Travail demandé:
a. Recopiez fidèlement le passage de l'extrait sur le programme 104 en commençant par « La hausse des » et en terminant par « d'hébergement des réfugiés. ».
b. D'après l'extrait sur le programme 104, quelle action porte les crédits de fonctionnement de la sous-direction des naturalisations ?

Extrait du document:
■ ■ ■ ■ ■ ■ ■

II. LE PROGRAMME 104 « INTÉGRATION ET ACCÈS À LA NATIONALITÉ FRANÇAISE »

1. Une augmentation des crédits du programme, portant principalement sur l'accompagnement des réfugiés

Le programme 104 regroupe les crédits d'intervention consacrés à l'intégration des étrangers et des réfugiés et s'articule autour de cinq actions :

- l'action 11 « Accueil des étrangers primo-arrivants », qui porte la subvention pour charges de service public (SCSP) versée à l'Office français de l'immigration et de l'intégration (Ofii) ;

- l'action 12 « Accompagnement des étrangers primo-arrivants », qui finance les actions d'intégration des étrangers en situation régulière hors OFII ;

- l'action 14 « Accès à la nationalité française », qui porte les crédits de fonctionnement de la sous-direction des naturalisations ;

- l'action 15 « Accompagnement des réfugiés », qui finance les actions d'intégration des réfugiés et, en pratique, essentiellement les centres provisoires d'hébergement des réfugiés (CPH) ;

- l'action 16 « Accompagnement du plan de traitement des foyers de travailleurs migrants », nouvellement créée, qui reprend des crédits auparavant intégrés au sein de l'action 12 et qui sont désormais, à juste titre, isolés au sein d'une action spécifique.

La hausse des crédits du programme s'explique en partie par l'augmentation du financement des actions d'accompagnement des étrangers en situation régulière (+ 61,53 % en AE et en CP), qui portent principalement sur le financement des centres provisoires d'hébergement des réfugiés.

Évolution des autorisations d'engagement et des crédits de paiement
du programme 303 « Immigration et asile »

(en millions d'euros)

■ ■ ■ ■ ■ ■ ■

Données fournies:
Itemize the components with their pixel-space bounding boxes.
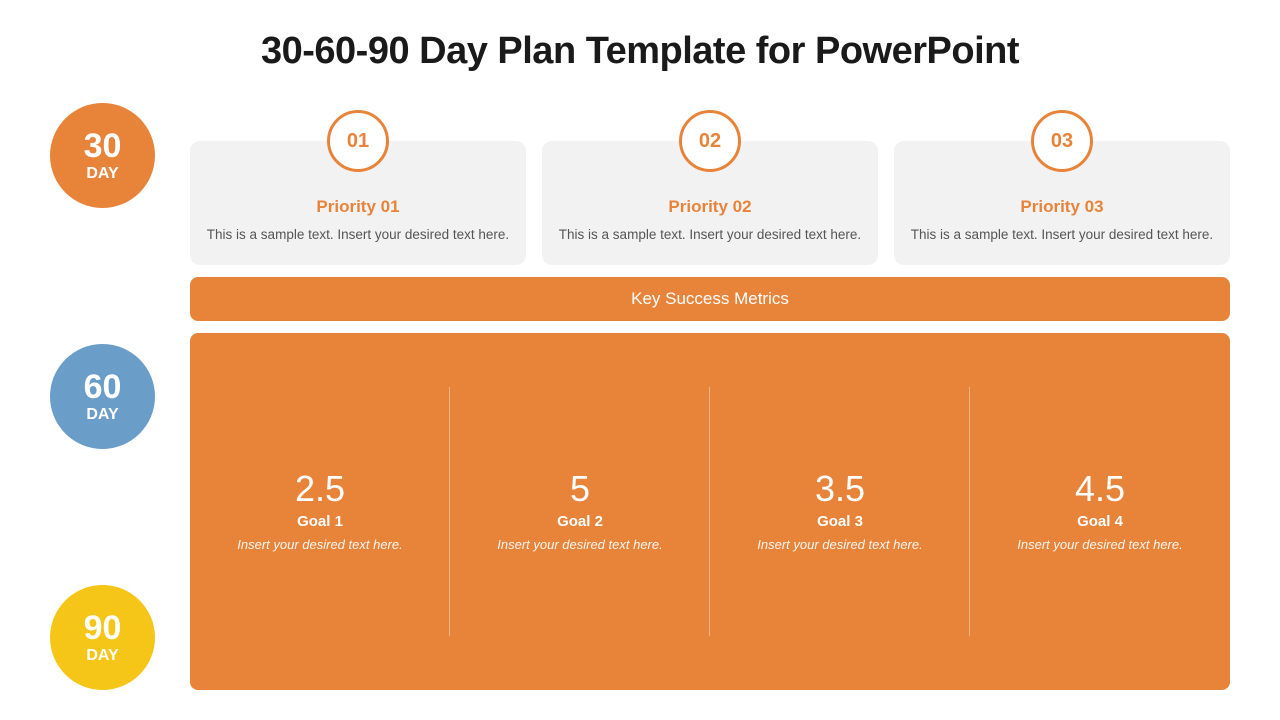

■ ■ ■ ■ ■ ■ ■

Corrigé:
a.
La hausse des crédits du programme s'explique en partie par l'augmentation du financement des actions d'accompagnement des étrangers en situation régulière (+ 61,53 % en AE et en CP), qui portent principalement sur le financement des centres provisoires d'hébergement des réfugiés.

b. L'action 14 « Accès à la nationalité française ».